■ **Extract to read**:
□ □ □ □ □

Yesterday I spent the morning at the allergist with Sarah, who mightily resisted the idea of getting multiple pokes to be tested for allergies.
Actually, that’s putting it mildly. She screeched and carried on like we were skinning her alive, so bound-and-determined was she not to get scratched by a dozen little plastic toothpicks. Happily, none of the tests proved positive, though we are going to have her treat her room for dust mites.
The last time we were in the doctor’s office to get a flu shot for the kids, Sarah put on a similar display … and was dumbfounded by how her brother sat stoically while he got his shot. “Doesn’t it hurt him, too?” she wanted to know.
“Well, probably not as much. You see, when he sits still and thinks about something else, his body relaxes and the shot doesn’t hurt so much. When you get yourself all worked up and upset, your muscles tense up and the shot hurts even more than if you just sat quietly.”

□ □ □ □ □

Page segmentation data:
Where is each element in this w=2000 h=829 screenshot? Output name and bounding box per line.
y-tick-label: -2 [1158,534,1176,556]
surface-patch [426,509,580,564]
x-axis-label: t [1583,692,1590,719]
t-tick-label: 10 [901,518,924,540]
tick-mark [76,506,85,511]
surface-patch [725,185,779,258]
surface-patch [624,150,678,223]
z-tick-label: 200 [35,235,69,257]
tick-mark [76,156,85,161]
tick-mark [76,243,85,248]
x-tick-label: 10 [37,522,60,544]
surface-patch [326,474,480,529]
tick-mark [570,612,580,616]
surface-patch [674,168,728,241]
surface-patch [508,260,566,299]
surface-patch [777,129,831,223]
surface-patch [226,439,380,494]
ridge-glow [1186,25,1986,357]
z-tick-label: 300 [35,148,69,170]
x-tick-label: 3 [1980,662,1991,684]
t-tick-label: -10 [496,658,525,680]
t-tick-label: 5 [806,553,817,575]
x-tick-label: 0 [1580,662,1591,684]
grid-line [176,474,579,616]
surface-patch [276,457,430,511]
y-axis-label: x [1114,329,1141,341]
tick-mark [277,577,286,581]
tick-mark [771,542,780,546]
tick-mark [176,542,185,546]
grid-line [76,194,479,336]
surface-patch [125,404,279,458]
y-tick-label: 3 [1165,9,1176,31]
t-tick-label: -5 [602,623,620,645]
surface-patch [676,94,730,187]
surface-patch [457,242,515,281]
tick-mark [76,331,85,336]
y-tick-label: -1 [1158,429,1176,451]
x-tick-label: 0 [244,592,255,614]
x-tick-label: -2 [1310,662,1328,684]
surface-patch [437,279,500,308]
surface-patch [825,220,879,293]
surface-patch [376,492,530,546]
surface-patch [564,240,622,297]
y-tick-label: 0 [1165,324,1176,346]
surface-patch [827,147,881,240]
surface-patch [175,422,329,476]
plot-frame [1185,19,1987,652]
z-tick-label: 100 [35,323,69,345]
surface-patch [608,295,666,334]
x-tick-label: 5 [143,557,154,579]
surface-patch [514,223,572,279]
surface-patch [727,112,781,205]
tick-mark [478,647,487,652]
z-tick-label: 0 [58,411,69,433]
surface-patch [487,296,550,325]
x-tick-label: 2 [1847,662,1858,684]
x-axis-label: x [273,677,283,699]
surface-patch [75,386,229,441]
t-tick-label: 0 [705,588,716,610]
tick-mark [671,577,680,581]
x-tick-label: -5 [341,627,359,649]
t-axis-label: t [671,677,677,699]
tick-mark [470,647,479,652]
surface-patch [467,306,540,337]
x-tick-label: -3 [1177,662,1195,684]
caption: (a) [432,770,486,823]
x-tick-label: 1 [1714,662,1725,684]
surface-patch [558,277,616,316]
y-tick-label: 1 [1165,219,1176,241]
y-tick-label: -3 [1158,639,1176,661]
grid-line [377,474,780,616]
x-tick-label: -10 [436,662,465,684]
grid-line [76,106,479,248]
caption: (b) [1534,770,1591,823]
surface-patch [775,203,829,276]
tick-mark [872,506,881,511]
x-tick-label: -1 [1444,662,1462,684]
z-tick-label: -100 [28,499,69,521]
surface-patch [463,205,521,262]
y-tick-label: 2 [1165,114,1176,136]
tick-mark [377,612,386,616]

□ □ □ □ □

■ **Exercises**:
1) According to the allergist passage, what will Sarah's room be treated for?
2) Return the allergist passage word for word, from "The last time" to "wanted to know.".

■ **Replies**:
1) Dust mites.

2)
The last time we were in the doctor’s office to get a flu shot for the kids, Sarah put on a similar display … and was dumbfounded by how her brother sat stoically while he got his shot. “Doesn’t it hurt him, too?” she wanted to know.